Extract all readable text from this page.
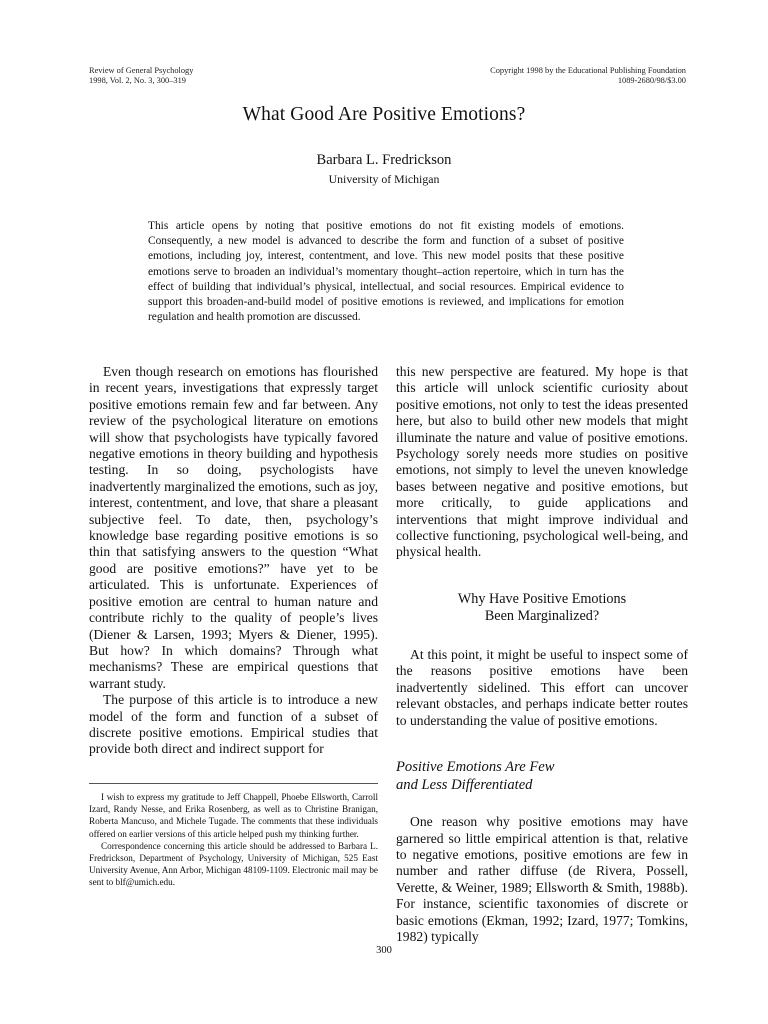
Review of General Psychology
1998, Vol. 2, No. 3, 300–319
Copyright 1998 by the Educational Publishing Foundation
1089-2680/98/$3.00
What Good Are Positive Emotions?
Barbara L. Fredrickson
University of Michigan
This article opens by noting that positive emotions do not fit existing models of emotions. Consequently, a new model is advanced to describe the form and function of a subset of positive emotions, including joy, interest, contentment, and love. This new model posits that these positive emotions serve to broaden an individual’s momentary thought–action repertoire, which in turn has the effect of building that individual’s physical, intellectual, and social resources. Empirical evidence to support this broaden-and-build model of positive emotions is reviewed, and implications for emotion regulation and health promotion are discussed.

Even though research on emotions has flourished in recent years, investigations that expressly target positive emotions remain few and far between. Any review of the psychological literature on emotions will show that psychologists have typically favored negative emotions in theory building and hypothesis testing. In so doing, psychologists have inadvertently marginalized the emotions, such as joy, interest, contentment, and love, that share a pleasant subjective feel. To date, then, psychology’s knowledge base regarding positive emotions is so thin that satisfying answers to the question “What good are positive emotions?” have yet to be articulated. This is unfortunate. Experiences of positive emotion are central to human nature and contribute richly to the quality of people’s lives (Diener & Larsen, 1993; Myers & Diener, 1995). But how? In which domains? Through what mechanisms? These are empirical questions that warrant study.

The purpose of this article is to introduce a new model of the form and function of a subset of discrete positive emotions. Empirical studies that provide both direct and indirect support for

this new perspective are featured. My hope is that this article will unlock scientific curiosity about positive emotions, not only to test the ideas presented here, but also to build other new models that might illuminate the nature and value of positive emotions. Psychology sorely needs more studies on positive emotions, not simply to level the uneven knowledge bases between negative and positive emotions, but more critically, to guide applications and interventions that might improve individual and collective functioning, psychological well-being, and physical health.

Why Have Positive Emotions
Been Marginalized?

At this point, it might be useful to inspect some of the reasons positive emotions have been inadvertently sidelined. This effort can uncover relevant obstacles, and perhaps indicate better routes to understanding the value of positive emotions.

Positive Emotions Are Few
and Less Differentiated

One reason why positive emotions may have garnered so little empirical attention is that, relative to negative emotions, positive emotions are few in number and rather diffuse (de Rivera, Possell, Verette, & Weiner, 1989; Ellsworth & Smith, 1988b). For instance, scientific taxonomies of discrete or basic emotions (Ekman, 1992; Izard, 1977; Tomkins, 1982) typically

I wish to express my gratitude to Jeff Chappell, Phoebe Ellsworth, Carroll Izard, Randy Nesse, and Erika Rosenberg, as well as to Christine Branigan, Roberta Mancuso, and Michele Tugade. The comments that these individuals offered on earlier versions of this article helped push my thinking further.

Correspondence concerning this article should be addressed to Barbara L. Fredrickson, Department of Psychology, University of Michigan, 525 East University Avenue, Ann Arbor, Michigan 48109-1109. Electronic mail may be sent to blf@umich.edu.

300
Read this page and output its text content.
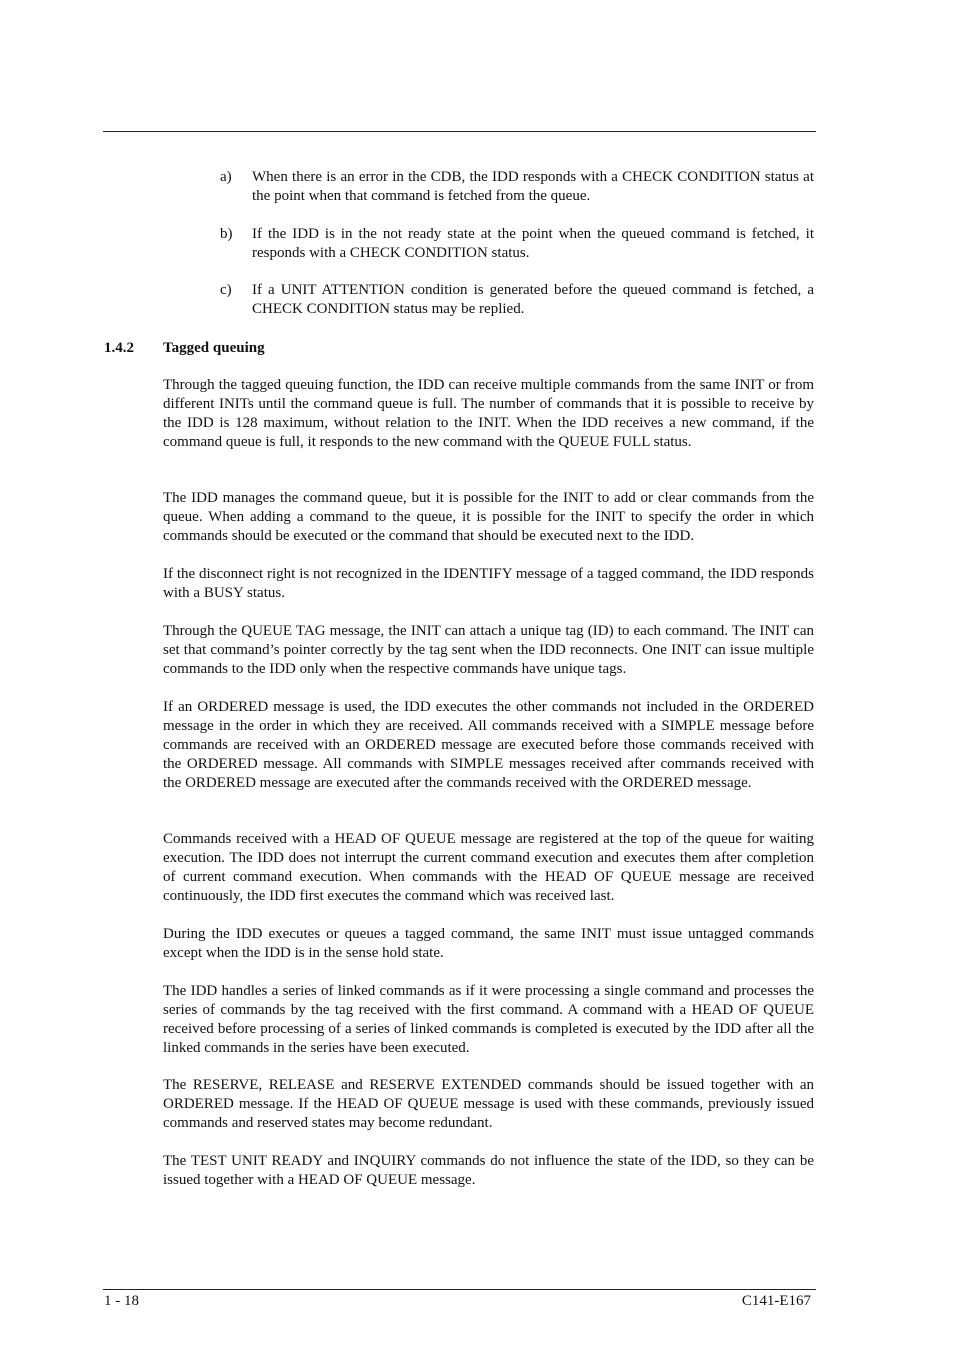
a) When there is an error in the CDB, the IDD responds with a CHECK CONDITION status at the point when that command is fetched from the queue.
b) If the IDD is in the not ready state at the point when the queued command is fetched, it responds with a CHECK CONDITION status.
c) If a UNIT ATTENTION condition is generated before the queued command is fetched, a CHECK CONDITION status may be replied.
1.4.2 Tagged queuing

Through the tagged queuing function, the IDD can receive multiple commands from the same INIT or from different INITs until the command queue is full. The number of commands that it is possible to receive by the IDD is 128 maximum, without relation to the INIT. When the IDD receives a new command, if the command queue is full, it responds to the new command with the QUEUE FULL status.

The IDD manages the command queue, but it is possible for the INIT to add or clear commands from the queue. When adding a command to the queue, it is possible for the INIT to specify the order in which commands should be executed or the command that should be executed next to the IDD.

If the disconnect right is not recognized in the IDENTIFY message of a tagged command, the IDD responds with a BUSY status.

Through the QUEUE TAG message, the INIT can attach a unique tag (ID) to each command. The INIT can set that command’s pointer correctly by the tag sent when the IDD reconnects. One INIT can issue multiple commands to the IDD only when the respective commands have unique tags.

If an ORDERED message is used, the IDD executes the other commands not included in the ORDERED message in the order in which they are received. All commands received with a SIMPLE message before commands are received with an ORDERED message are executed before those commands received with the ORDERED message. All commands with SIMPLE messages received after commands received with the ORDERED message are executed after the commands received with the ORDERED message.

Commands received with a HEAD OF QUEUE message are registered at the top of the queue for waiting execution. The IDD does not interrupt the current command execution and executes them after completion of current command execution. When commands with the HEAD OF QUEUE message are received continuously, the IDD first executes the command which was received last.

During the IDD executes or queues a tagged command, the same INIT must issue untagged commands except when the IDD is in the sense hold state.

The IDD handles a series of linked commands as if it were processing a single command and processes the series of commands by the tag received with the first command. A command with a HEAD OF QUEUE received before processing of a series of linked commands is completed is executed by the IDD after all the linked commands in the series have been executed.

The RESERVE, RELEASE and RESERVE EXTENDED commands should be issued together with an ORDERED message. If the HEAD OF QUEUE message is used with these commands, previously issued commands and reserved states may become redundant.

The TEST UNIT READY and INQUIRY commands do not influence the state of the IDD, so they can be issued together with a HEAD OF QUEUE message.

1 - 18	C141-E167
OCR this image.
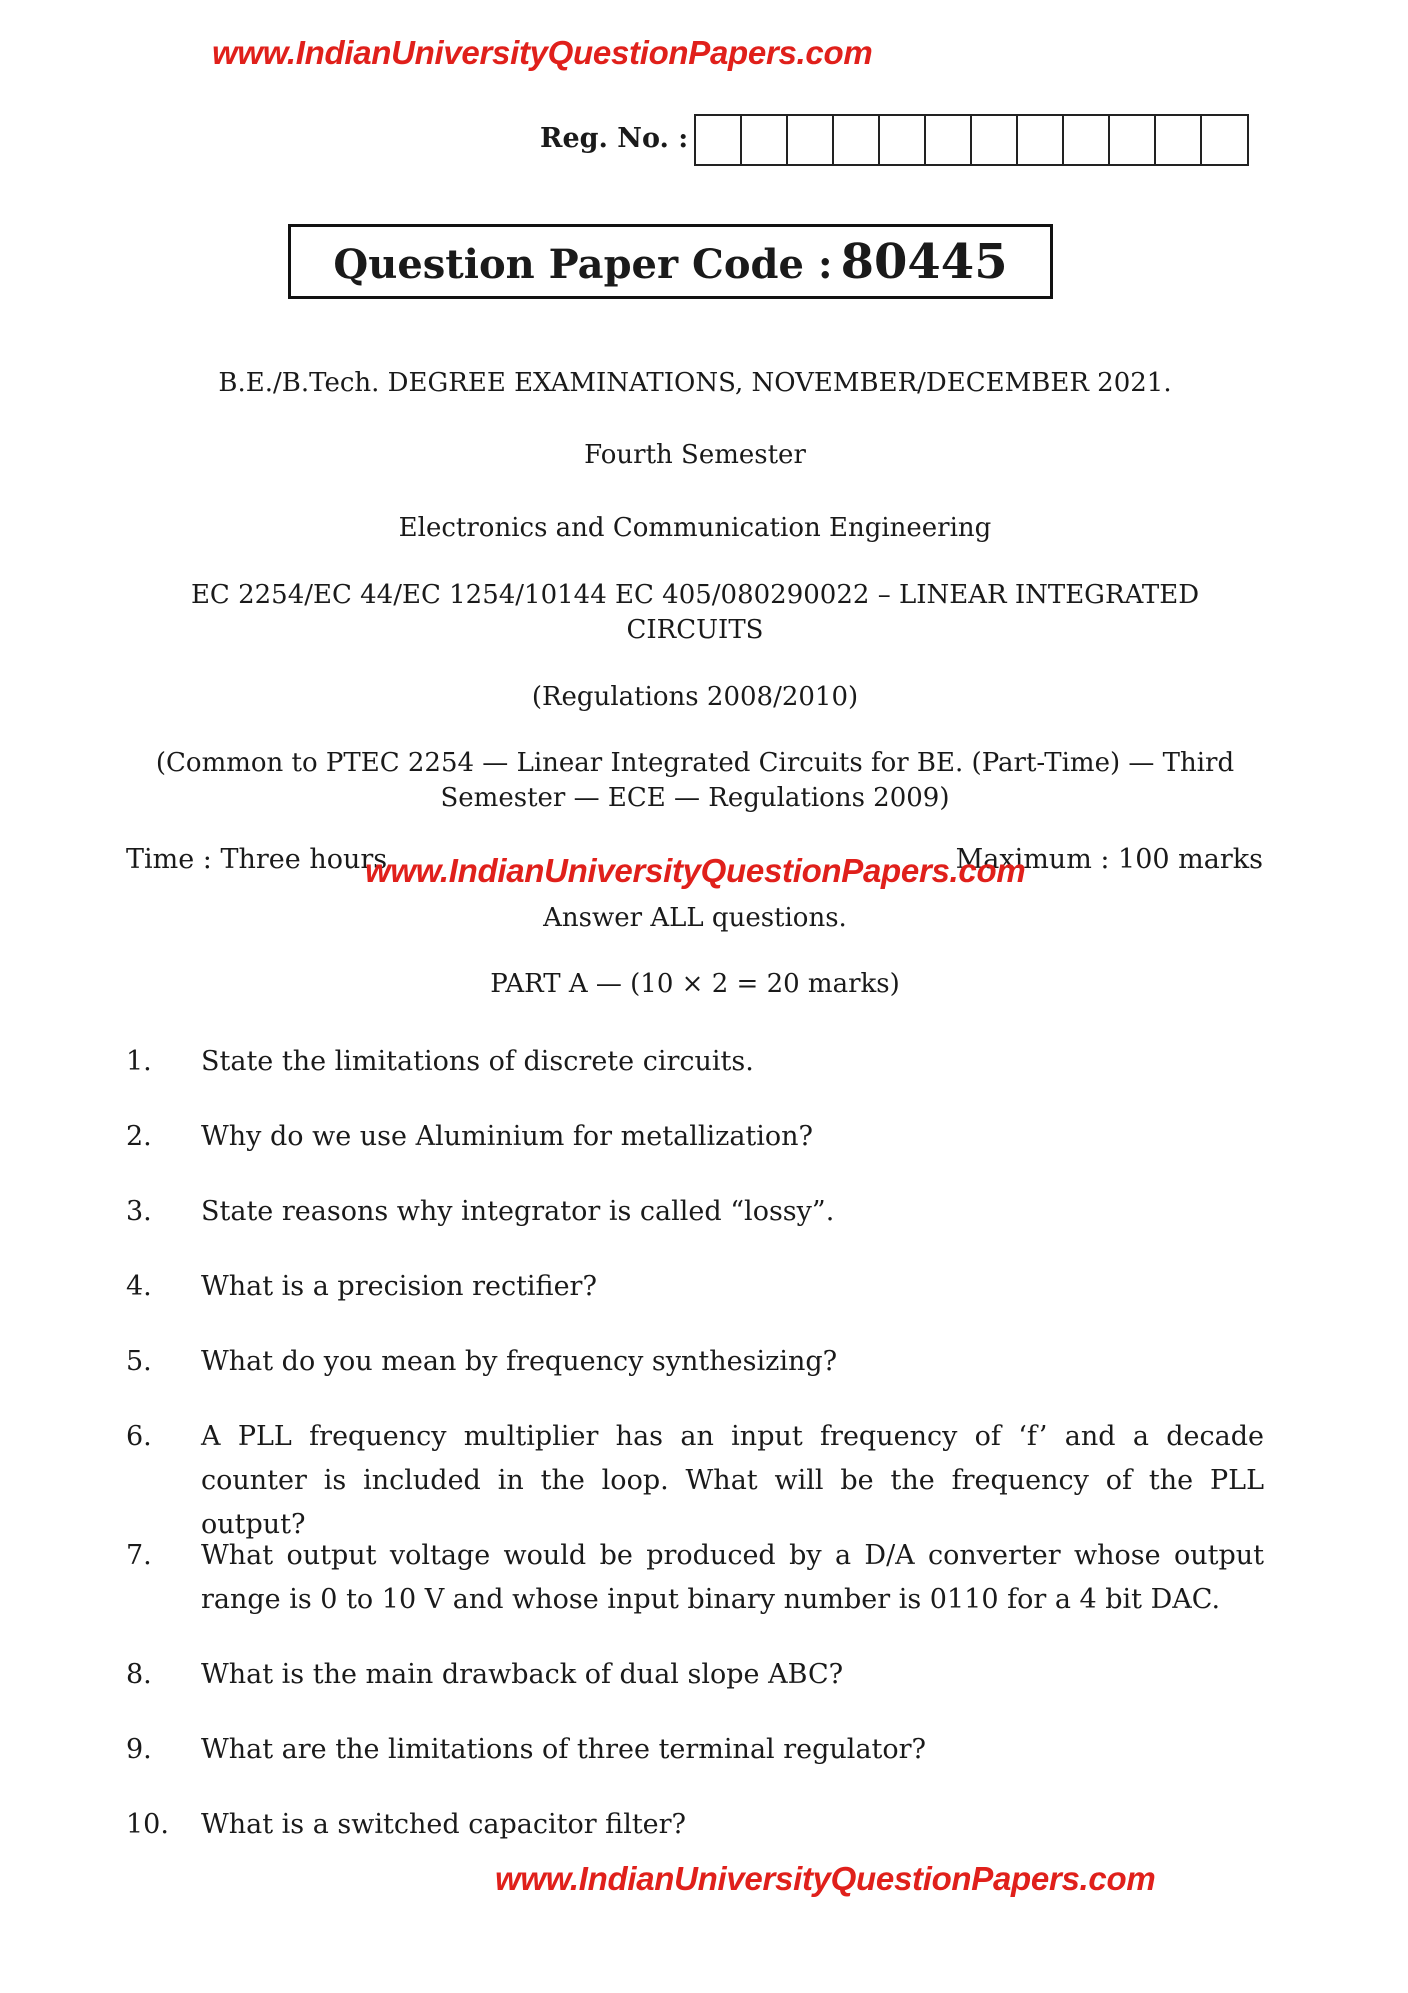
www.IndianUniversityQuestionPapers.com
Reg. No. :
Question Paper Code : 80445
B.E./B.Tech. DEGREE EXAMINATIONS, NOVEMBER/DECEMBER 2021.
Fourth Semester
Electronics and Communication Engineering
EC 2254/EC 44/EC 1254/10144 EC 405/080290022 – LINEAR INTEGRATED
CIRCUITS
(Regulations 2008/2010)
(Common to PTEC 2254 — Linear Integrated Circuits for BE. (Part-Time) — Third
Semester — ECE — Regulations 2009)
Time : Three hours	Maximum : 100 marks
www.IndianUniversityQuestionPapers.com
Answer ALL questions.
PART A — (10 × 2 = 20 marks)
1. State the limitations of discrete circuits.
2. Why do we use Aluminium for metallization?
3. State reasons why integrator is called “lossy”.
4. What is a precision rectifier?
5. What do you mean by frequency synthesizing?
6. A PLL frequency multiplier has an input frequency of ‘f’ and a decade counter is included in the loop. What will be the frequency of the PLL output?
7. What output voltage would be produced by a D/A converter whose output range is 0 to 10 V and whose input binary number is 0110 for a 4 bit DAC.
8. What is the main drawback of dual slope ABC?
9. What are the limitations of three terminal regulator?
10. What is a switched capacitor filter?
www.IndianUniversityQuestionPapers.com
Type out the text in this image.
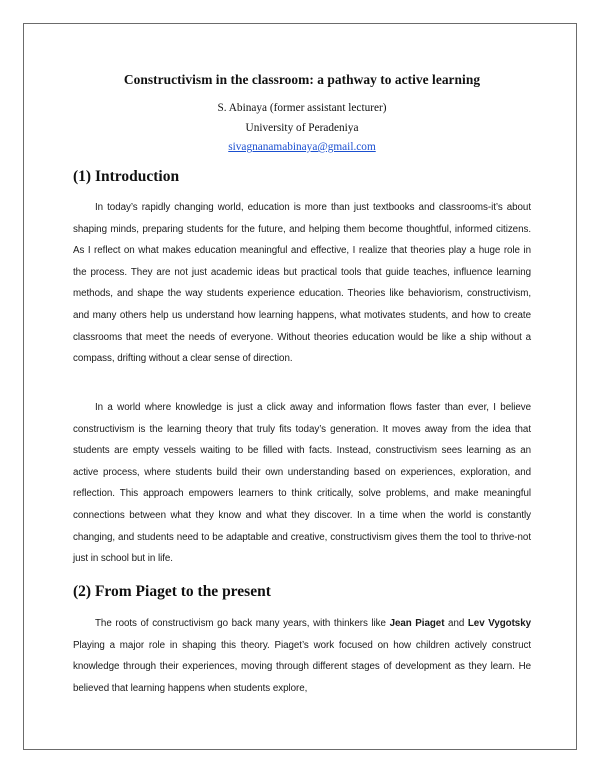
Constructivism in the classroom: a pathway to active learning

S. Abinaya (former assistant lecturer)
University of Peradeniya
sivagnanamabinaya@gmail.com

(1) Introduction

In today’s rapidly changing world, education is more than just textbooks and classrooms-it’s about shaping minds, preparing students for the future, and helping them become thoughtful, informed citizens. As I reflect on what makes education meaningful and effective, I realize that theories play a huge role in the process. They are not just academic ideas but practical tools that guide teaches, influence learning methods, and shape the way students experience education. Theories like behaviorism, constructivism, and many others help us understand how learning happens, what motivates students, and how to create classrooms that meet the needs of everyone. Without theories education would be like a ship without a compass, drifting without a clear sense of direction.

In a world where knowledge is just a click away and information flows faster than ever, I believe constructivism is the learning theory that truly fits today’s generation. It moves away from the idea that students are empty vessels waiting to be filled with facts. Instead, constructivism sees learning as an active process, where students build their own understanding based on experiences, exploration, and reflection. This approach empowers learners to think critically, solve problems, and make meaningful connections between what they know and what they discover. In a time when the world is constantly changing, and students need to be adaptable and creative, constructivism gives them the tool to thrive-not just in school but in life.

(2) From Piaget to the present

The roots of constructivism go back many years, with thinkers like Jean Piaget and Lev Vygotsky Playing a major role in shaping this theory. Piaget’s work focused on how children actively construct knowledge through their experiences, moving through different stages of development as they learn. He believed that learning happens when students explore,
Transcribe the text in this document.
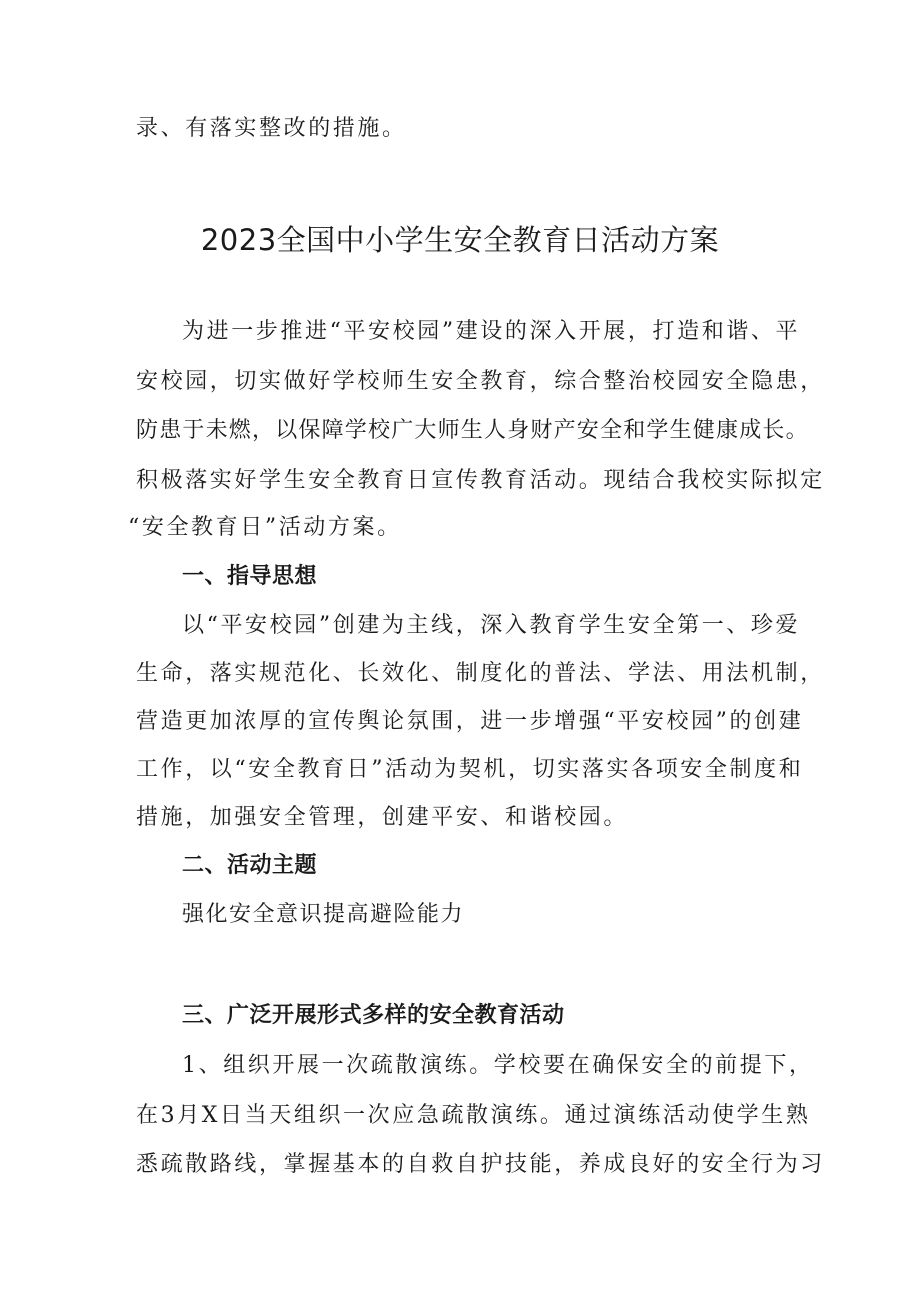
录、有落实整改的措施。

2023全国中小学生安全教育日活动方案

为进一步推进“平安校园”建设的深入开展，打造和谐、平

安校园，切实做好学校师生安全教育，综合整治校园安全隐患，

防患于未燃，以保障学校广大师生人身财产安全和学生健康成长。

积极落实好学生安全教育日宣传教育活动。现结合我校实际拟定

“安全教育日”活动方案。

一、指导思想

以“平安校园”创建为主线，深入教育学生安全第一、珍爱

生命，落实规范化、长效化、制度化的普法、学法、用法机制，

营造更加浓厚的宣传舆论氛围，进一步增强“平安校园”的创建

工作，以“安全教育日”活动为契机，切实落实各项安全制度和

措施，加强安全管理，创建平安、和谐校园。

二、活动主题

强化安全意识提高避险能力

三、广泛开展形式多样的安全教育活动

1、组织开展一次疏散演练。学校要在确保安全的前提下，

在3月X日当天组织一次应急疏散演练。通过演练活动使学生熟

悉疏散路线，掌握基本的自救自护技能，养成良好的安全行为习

▶ _TO DO_
Count the lines in the entries that hold the word "CONDITION", and give nothing but the total.

▶ _EXERCISE ANSWER_
3